═════ PASSAGE TO READ

University Educators Advocate for Veterans

Through academic research and classroom instruction at The University of Scranton, Michael Crowell, PT, DSc and Mary L. (Doyle) Troy, Ph.D., NCC, LPC ’95 G’20 advocate for veterans.
Two members of The University of Scranton faculty in the Panuska College of Professional Studies, Michael Crowell, PT, DSc, left, and Mary L. (Doyle) Troy, Ph.D., NCC, LPC ’95 G’20, advocate for veterans through their academic research and classroom education. 
Two members of The University of Scranton faculty in the Panuska College of Professional Studies, Michael Crowell, PT, DSc, left, and Mary L. (Doyle) Troy, Ph.D., NCC, LPC ’95 G’20, advocate for veterans through their academic research and classroom education. 

By Shannon Bunn, student correspondent

Two members of The University of Scranton faculty in the Panuska College of Professional Studies, Michael Crowell, PT, DSc and Mary L. (Doyle) Troy, Ph.D., NCC, LPC ’95 G’20 advocate for veterans through their academic research and classroom education.

══════════
═════ PROVIDED DATA

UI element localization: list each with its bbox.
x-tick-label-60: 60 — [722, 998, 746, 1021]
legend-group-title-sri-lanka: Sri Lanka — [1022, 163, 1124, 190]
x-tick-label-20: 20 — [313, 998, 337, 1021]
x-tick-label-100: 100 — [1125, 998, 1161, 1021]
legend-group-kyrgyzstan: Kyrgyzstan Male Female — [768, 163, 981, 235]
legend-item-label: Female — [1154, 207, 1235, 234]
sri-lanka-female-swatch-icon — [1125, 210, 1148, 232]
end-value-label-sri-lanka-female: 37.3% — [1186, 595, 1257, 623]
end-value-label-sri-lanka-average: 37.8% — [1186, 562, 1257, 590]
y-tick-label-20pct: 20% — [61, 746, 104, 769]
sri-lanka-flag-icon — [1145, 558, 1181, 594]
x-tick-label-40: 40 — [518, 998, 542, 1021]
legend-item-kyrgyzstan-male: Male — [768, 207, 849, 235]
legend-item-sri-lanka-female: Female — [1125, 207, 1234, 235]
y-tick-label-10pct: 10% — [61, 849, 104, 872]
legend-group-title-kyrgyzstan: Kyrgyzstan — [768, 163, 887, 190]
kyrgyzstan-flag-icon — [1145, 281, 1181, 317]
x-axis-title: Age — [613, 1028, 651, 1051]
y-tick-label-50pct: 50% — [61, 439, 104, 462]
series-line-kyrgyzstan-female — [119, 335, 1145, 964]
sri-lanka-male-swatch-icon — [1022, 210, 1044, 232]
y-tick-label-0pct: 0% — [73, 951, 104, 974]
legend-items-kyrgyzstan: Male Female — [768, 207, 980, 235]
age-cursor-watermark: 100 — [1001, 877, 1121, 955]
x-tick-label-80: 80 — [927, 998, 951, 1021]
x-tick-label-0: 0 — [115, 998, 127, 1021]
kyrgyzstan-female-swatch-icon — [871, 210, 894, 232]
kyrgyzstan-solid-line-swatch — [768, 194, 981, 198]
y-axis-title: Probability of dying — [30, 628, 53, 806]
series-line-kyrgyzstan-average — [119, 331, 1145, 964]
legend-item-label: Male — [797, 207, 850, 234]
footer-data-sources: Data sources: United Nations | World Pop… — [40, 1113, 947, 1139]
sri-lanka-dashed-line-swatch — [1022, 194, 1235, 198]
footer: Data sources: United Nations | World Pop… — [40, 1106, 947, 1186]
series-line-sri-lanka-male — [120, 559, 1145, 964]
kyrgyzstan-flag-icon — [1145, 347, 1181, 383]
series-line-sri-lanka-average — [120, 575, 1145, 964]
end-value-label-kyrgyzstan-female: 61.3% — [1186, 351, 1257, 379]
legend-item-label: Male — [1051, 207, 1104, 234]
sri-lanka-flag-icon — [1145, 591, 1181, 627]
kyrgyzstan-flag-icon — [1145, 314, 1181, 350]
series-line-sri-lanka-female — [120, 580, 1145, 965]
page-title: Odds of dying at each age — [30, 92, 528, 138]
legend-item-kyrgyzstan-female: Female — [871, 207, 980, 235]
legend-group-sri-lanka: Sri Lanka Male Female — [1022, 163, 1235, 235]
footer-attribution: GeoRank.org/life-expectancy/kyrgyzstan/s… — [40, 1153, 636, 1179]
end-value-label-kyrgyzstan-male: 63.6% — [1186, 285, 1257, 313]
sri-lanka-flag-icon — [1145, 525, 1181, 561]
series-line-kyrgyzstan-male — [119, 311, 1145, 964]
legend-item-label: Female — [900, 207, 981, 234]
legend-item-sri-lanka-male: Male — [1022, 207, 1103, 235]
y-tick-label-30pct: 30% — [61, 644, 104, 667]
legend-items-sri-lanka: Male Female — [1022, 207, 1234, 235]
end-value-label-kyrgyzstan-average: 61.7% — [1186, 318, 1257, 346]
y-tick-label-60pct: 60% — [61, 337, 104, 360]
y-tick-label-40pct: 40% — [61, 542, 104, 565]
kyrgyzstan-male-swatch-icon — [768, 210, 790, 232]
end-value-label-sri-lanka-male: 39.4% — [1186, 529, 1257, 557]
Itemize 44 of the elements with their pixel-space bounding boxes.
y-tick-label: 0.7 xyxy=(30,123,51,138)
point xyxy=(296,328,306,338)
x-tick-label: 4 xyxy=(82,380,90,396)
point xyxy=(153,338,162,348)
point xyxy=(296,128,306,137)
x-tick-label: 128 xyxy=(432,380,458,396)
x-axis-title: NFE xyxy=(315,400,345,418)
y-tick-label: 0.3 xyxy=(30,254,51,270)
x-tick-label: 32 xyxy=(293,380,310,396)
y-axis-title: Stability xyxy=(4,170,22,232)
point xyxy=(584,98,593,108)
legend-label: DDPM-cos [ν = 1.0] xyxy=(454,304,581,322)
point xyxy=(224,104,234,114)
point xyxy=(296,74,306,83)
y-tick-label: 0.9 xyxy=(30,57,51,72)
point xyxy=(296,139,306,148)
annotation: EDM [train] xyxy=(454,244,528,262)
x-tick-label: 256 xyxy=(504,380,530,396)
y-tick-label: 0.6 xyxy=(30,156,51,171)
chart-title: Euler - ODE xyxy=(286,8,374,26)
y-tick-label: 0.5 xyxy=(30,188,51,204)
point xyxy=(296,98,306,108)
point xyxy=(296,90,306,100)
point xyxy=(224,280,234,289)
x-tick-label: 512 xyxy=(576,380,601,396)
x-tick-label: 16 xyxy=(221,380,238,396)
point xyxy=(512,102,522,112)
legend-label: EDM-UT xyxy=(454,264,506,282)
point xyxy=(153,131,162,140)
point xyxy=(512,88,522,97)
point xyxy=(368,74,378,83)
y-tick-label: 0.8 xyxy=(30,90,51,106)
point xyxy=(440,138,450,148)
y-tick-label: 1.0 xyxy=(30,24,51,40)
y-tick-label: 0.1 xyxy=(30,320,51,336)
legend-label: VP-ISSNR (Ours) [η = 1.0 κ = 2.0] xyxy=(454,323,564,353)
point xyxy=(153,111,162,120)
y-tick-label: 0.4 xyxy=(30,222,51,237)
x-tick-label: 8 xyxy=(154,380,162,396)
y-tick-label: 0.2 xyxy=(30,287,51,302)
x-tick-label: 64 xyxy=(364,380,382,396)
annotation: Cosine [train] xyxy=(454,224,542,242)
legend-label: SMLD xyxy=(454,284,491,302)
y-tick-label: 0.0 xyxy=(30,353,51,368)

══════════

ACTION ITEM A
Answer these questions using the article about educators who advocate for veterans:
(i) Who wrote the article, and in what role?
(ii) In which college of The University of Scranton do the two faculty members work?
(iii) Through what two kinds of work do they advocate for veterans?
ACTION ITEM B
Translate this sentence from the article about educators who advocate for veterans into Spanish: "Through academic research and classroom instruction at The University of Scranton, Michael Crowell, PT, DSc and Mary L. (Doyle) Troy, Ph.D., NCC, LPC ’95 G’20 advocate for veterans."

EXERCISE OUTPUT A
(i) Shannon Bunn, a student correspondent.
(ii) The Panuska College of Professional Studies.
(iii) Academic research and classroom instruction (classroom education).

EXERCISE OUTPUT B
A través de la investigación académica y la enseñanza en el aula en The University of Scranton, Michael Crowell, PT, DSc y Mary L. (Doyle) Troy, Ph.D., NCC, LPC ’95 G’20 abogan por los veteranos.